(Saved data entries)
———
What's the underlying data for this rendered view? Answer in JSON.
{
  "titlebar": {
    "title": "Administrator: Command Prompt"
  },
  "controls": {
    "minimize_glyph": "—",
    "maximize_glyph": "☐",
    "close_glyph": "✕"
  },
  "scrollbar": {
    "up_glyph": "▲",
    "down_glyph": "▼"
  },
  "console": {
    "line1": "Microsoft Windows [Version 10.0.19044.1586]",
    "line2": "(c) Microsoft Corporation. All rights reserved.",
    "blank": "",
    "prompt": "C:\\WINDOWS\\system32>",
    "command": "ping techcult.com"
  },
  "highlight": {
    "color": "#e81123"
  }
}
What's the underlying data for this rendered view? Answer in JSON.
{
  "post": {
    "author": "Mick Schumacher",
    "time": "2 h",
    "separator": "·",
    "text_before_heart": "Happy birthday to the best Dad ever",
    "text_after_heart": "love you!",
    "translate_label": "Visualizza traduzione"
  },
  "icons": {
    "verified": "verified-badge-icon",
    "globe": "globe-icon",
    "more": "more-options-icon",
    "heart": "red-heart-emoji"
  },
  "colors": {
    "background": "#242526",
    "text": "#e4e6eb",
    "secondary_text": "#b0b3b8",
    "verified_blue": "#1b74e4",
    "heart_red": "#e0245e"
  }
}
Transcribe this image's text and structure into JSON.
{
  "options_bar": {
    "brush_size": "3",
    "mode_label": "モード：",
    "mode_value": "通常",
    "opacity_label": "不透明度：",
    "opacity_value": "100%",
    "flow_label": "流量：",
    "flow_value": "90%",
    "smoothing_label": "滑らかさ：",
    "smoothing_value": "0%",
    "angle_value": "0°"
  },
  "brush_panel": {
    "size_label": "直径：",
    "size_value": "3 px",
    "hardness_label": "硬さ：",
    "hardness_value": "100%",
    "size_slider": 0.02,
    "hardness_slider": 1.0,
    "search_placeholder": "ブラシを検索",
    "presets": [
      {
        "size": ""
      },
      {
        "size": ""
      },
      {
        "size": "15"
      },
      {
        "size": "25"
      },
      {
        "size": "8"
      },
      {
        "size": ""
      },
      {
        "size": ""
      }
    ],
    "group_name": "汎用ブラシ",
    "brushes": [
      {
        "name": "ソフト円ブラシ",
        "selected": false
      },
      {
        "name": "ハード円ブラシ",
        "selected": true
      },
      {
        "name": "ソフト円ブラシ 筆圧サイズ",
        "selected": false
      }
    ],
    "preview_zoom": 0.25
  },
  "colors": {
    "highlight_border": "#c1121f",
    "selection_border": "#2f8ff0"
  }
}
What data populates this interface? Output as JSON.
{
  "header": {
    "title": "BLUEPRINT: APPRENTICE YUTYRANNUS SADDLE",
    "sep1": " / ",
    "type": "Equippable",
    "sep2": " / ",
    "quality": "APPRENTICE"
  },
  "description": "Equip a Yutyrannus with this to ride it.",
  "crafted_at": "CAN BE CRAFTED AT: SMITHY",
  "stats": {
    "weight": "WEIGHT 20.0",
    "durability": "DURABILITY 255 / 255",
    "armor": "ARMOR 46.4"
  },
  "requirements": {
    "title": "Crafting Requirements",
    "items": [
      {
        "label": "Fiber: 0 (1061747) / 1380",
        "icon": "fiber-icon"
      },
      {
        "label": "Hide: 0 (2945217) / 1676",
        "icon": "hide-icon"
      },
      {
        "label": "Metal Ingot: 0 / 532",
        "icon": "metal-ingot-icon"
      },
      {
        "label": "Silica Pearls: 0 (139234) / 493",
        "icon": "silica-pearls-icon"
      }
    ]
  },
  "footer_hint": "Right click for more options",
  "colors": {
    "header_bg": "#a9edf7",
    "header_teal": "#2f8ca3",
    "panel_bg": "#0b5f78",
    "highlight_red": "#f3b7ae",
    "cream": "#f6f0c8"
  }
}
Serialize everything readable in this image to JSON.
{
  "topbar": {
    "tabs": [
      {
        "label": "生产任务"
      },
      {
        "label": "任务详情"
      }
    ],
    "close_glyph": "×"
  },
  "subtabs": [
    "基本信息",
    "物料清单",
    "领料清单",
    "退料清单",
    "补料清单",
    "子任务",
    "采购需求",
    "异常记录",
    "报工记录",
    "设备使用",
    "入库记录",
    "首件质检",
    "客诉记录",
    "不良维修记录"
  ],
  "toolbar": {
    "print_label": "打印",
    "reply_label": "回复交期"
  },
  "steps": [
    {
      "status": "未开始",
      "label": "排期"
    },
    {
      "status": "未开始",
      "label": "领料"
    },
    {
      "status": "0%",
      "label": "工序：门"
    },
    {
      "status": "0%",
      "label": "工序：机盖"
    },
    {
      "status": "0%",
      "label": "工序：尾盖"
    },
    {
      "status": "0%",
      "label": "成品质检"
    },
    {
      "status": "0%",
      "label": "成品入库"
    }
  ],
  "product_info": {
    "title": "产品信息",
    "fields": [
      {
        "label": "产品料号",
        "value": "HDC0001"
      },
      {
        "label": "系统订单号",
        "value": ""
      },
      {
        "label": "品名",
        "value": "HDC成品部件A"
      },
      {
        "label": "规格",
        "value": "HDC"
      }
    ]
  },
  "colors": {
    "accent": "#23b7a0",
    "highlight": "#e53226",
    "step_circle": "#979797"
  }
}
———
CHALLENGE: Filter the records above and return every line that holds the word "APPRENTICE".

REPLY:
    "title": "BLUEPRINT: APPRENTICE YUTYRANNUS SADDLE",
    "quality": "APPRENTICE"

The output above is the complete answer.